The task>
Are you able to retype all the records below exactly?

───── Data to process ─────

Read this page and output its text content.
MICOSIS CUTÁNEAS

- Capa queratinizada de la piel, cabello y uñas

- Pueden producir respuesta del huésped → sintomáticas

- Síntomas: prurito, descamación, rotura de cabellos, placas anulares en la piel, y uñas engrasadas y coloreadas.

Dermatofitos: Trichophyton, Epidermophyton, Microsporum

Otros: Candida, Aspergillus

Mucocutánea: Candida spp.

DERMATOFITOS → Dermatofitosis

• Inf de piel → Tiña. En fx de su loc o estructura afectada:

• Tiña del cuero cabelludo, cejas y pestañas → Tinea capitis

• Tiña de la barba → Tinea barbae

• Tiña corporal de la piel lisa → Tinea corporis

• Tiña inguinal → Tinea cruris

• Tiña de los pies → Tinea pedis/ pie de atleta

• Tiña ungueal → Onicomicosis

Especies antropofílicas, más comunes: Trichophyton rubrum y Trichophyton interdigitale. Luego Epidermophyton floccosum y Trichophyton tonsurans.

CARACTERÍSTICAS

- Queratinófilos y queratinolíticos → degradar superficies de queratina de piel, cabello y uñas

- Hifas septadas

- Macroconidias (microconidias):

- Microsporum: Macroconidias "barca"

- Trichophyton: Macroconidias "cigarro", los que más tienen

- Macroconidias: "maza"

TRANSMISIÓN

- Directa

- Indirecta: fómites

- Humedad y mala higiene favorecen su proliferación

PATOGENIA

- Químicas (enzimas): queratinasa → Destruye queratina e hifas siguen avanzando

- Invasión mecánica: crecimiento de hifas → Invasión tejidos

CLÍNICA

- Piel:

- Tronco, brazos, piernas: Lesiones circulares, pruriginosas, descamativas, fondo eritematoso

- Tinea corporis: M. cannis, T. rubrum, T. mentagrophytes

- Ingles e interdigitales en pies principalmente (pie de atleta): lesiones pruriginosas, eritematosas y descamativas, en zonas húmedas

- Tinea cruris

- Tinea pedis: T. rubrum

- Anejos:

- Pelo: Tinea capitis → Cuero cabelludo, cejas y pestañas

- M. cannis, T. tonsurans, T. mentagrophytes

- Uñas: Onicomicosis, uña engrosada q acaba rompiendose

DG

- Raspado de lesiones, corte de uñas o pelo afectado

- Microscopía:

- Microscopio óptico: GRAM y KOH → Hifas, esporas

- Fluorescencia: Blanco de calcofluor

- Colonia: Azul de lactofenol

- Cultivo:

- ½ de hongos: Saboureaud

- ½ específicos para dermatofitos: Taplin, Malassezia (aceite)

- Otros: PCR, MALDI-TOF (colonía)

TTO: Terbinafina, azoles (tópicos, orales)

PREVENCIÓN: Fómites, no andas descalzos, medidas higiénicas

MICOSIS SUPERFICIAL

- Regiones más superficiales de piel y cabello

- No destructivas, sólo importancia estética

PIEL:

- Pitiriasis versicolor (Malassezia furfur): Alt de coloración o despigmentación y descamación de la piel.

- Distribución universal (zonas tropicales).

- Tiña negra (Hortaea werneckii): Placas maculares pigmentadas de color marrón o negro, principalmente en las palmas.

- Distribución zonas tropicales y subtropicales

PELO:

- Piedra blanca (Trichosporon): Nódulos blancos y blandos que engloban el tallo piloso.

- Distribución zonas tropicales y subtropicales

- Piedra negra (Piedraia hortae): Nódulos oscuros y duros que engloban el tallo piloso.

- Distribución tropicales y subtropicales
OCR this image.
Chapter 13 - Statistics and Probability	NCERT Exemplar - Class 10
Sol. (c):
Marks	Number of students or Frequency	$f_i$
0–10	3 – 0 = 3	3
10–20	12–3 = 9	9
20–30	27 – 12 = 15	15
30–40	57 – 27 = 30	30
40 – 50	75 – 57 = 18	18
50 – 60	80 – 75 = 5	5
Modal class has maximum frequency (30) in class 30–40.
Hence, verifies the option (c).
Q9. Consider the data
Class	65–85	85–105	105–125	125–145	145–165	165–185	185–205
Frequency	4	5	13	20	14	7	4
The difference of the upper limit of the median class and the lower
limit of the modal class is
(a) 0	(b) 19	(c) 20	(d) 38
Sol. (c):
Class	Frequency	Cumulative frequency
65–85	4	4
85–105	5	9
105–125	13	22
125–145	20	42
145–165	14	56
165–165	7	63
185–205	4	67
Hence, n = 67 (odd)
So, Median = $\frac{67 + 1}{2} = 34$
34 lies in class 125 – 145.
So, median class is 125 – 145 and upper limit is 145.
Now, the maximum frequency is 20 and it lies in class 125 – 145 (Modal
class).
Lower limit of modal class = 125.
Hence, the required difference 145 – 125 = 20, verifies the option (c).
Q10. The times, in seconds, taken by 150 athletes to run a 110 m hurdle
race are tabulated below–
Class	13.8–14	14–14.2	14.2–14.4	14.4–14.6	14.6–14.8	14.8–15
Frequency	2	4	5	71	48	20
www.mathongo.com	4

─────

Solution to the exercise>
Read this page and output its text content.
MICOSIS CUTÁNEAS

- Capa queratinizada de la piel, cabello y uñas

- Pueden producir respuesta del huésped → sintomáticas

- Síntomas: prurito, descamación, rotura de cabellos, placas anulares en la piel, y uñas engrasadas y coloreadas.

Dermatofitos: Trichophyton, Epidermophyton, Microsporum

Otros: Candida, Aspergillus

Mucocutánea: Candida spp.

DERMATOFITOS → Dermatofitosis

• Inf de piel → Tiña. En fx de su loc o estructura afectada:

• Tiña del cuero cabelludo, cejas y pestañas → Tinea capitis

• Tiña de la barba → Tinea barbae

• Tiña corporal de la piel lisa → Tinea corporis

• Tiña inguinal → Tinea cruris

• Tiña de los pies → Tinea pedis/ pie de atleta

• Tiña ungueal → Onicomicosis

Especies antropofílicas, más comunes: Trichophyton rubrum y Trichophyton interdigitale. Luego Epidermophyton floccosum y Trichophyton tonsurans.

CARACTERÍSTICAS

- Queratinófilos y queratinolíticos → degradar superficies de queratina de piel, cabello y uñas

- Hifas septadas

- Macroconidias (microconidias):

- Microsporum: Macroconidias "barca"

- Trichophyton: Macroconidias "cigarro", los que más tienen

- Macroconidias: "maza"

TRANSMISIÓN

- Directa

- Indirecta: fómites

- Humedad y mala higiene favorecen su proliferación

PATOGENIA

- Químicas (enzimas): queratinasa → Destruye queratina e hifas siguen avanzando

- Invasión mecánica: crecimiento de hifas → Invasión tejidos

CLÍNICA

- Piel:

- Tronco, brazos, piernas: Lesiones circulares, pruriginosas, descamativas, fondo eritematoso

- Tinea corporis: M. cannis, T. rubrum, T. mentagrophytes

- Ingles e interdigitales en pies principalmente (pie de atleta): lesiones pruriginosas, eritematosas y descamativas, en zonas húmedas

- Tinea cruris

- Tinea pedis: T. rubrum

- Anejos:

- Pelo: Tinea capitis → Cuero cabelludo, cejas y pestañas

- M. cannis, T. tonsurans, T. mentagrophytes

- Uñas: Onicomicosis, uña engrosada q acaba rompiendose

DG

- Raspado de lesiones, corte de uñas o pelo afectado

- Microscopía:

- Microscopio óptico: GRAM y KOH → Hifas, esporas

- Fluorescencia: Blanco de calcofluor

- Colonia: Azul de lactofenol

- Cultivo:

- ½ de hongos: Saboureaud

- ½ específicos para dermatofitos: Taplin, Malassezia (aceite)

- Otros: PCR, MALDI-TOF (colonía)

TTO: Terbinafina, azoles (tópicos, orales)

PREVENCIÓN: Fómites, no andas descalzos, medidas higiénicas

MICOSIS SUPERFICIAL

- Regiones más superficiales de piel y cabello

- No destructivas, sólo importancia estética

PIEL:

- Pitiriasis versicolor (Malassezia furfur): Alt de coloración o despigmentación y descamación de la piel.

- Distribución universal (zonas tropicales).

- Tiña negra (Hortaea werneckii): Placas maculares pigmentadas de color marrón o negro, principalmente en las palmas.

- Distribución zonas tropicales y subtropicales

PELO:

- Piedra blanca (Trichosporon): Nódulos blancos y blandos que engloban el tallo piloso.

- Distribución zonas tropicales y subtropicales

- Piedra negra (Piedraia hortae): Nódulos oscuros y duros que engloban el tallo piloso.

- Distribución tropicales y subtropicales
OCR this image.
Chapter 13 - Statistics and Probability	NCERT Exemplar - Class 10
Sol. (c):
Marks	Number of students or Frequency	$f_i$
0–10	3 – 0 = 3	3
10–20	12–3 = 9	9
20–30	27 – 12 = 15	15
30–40	57 – 27 = 30	30
40 – 50	75 – 57 = 18	18
50 – 60	80 – 75 = 5	5
Modal class has maximum frequency (30) in class 30–40.
Hence, verifies the option (c).
Q9. Consider the data
Class	65–85	85–105	105–125	125–145	145–165	165–185	185–205
Frequency	4	5	13	20	14	7	4
The difference of the upper limit of the median class and the lower
limit of the modal class is
(a) 0	(b) 19	(c) 20	(d) 38
Sol. (c):
Class	Frequency	Cumulative frequency
65–85	4	4
85–105	5	9
105–125	13	22
125–145	20	42
145–165	14	56
165–165	7	63
185–205	4	67
Hence, n = 67 (odd)
So, Median = $\frac{67 + 1}{2} = 34$
34 lies in class 125 – 145.
So, median class is 125 – 145 and upper limit is 145.
Now, the maximum frequency is 20 and it lies in class 125 – 145 (Modal
class).
Lower limit of modal class = 125.
Hence, the required difference 145 – 125 = 20, verifies the option (c).
Q10. The times, in seconds, taken by 150 athletes to run a 110 m hurdle
race are tabulated below–
Class	13.8–14	14–14.2	14.2–14.4	14.4–14.6	14.6–14.8	14.8–15
Frequency	2	4	5	71	48	20
www.mathongo.com	4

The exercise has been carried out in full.